Exercise >> In the listing below, locate the lines bearing the word "の受付を終了します". Copy every one of them.

Items listed in a dataset:

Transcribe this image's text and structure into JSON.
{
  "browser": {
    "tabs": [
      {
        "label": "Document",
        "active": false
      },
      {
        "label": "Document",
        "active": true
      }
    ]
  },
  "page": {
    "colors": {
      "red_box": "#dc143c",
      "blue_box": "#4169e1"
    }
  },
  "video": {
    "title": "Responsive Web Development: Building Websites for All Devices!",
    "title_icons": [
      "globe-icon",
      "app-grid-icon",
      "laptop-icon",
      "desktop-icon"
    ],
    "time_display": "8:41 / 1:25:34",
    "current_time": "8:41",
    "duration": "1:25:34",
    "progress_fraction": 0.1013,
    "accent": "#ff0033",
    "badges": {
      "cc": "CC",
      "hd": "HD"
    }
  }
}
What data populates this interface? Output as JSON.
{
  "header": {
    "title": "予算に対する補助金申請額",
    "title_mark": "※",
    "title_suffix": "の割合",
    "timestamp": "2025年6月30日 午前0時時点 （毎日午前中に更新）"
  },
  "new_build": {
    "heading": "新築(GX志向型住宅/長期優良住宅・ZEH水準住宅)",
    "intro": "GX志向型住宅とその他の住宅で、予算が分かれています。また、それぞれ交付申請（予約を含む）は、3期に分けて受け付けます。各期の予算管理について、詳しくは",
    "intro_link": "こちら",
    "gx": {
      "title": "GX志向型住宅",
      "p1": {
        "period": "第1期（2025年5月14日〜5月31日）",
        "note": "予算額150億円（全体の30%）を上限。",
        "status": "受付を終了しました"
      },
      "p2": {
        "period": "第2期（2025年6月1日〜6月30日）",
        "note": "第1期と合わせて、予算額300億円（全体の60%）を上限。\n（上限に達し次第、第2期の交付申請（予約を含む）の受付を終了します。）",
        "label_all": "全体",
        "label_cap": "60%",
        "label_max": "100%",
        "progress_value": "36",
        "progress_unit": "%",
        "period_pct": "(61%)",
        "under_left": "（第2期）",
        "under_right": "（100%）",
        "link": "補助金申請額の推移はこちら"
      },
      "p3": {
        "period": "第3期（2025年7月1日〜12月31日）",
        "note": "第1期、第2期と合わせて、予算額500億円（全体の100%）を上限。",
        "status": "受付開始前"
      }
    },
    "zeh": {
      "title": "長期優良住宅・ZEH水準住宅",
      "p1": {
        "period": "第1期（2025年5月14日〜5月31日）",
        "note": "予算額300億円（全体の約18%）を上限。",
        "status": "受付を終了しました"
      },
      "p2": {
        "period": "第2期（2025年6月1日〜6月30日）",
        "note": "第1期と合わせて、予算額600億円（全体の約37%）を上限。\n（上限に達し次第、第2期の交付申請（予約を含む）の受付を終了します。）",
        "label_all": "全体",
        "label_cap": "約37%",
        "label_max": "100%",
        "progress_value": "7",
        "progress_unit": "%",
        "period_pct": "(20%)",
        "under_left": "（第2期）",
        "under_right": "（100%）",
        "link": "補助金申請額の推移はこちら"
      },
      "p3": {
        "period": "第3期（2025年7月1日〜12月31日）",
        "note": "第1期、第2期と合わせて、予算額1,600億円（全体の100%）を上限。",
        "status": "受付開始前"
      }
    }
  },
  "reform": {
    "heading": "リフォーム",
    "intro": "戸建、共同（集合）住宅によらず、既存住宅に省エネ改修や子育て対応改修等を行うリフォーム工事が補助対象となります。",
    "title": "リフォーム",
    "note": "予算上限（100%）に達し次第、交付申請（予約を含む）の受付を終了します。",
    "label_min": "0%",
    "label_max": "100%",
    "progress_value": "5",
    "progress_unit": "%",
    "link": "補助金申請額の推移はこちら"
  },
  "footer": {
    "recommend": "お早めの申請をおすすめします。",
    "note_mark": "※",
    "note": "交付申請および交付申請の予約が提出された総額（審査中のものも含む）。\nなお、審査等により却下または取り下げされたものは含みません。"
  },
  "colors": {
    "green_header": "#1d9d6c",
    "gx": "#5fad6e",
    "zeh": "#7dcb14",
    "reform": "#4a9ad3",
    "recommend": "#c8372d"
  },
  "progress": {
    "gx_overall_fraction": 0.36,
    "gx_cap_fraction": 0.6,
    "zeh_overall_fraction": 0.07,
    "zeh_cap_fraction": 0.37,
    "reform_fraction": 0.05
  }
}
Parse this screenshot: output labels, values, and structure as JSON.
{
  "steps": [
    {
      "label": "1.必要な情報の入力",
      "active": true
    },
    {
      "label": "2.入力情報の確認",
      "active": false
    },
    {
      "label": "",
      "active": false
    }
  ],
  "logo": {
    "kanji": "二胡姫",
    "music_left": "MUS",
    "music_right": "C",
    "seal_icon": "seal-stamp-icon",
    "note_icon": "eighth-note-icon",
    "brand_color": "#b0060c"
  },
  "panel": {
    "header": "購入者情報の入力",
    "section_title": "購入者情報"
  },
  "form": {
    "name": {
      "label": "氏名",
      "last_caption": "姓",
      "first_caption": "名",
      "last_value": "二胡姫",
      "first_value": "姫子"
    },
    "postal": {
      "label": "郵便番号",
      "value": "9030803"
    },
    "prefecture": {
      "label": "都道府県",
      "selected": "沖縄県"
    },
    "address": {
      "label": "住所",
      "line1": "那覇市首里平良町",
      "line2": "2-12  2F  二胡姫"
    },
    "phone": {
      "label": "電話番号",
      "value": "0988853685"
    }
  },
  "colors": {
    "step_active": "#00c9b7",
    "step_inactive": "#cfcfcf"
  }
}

Worked solution >>
        "note": "第1期と合わせて、予算額300億円（全体の60%）を上限。\n（上限に達し次第、第2期の交付申請（予約を含む）の受付を終了します。）",
        "note": "第1期と合わせて、予算額600億円（全体の約37%）を上限。\n（上限に達し次第、第2期の交付申請（予約を含む）の受付を終了します。）",
    "note": "予算上限（100%）に達し次第、交付申請（予約を含む）の受付を終了します。",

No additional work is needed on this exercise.